- **Task brief**
Where the data below has the string "JSON", return the whole line.

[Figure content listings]
· · · · · · ·
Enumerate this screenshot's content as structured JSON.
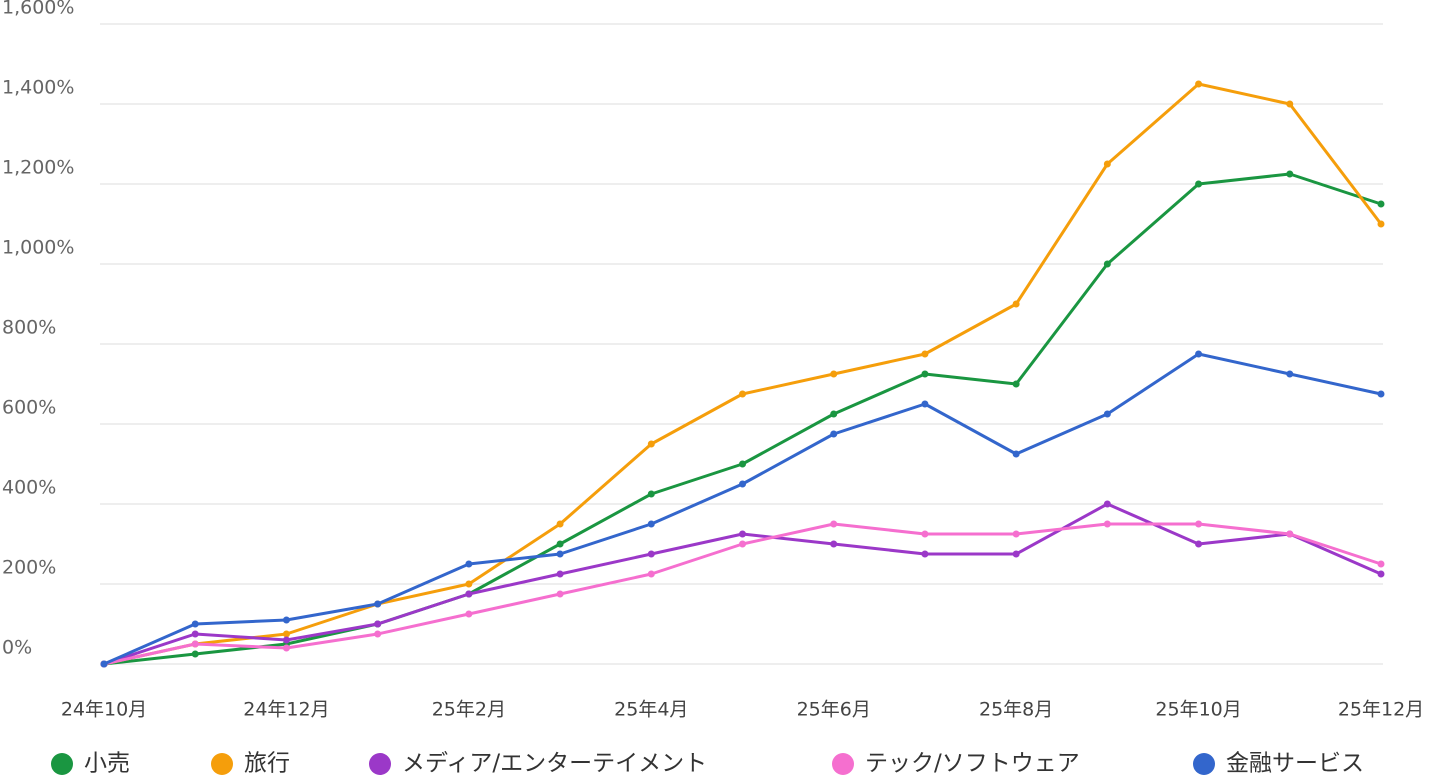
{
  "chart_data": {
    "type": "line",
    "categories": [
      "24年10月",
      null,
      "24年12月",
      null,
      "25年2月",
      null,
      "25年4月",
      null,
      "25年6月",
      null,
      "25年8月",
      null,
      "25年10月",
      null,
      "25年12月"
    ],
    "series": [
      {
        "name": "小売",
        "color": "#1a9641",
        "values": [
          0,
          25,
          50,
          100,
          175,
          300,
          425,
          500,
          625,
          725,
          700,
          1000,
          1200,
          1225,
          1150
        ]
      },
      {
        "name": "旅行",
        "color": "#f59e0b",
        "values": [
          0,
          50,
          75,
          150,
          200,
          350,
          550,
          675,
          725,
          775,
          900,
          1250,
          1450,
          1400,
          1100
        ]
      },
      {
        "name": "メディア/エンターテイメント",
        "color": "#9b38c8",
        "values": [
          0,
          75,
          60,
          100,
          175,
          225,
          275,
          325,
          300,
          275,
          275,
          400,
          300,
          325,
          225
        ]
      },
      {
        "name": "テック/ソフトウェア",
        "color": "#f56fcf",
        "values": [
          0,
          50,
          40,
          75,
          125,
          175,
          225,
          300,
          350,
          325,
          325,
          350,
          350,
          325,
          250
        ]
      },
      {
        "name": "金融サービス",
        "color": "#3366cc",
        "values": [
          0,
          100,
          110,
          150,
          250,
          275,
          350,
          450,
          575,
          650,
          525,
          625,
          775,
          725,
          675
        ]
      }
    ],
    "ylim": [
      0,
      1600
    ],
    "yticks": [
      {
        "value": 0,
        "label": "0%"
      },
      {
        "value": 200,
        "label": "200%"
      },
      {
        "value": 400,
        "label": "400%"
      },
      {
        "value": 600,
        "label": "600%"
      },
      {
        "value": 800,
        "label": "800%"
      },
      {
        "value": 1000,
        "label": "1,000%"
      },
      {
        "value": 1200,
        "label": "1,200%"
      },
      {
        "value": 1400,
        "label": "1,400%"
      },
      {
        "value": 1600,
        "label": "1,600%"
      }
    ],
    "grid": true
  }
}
· · · · · · ·
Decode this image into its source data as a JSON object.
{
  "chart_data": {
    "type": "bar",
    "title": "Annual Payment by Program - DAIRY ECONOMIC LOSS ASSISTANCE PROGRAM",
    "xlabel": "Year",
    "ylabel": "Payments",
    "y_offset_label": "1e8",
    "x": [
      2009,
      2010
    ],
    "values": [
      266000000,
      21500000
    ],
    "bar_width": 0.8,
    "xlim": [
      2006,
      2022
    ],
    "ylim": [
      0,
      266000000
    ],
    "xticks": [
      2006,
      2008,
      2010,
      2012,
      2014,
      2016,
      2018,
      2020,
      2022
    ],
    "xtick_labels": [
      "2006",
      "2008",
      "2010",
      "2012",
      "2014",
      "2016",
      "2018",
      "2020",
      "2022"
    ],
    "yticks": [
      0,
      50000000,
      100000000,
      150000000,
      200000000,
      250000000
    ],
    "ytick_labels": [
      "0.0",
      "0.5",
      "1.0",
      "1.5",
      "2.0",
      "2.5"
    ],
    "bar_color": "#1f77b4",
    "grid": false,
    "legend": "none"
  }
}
· · · · · · ·
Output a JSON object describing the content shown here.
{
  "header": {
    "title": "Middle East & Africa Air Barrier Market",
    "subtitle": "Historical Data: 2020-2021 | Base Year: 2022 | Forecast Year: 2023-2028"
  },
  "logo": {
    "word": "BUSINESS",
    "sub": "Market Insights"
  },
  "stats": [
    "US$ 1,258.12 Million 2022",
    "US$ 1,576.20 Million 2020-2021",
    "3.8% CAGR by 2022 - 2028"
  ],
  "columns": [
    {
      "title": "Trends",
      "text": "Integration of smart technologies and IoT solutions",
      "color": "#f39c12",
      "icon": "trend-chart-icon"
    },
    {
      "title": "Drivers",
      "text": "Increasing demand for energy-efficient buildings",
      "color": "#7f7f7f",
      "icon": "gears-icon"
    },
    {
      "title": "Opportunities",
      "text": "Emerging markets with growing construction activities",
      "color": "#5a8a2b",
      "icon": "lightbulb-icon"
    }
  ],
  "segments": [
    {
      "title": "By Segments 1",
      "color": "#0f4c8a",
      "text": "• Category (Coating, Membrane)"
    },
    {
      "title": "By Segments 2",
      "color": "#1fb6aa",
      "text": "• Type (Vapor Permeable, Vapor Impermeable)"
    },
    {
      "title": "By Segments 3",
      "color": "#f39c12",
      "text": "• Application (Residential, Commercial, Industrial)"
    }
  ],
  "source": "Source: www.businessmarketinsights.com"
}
· · · · · · ·
- **Answer below**
Enumerate this screenshot's content as structured JSON.
Decode this image into its source data as a JSON object.
Output a JSON object describing the content shown here.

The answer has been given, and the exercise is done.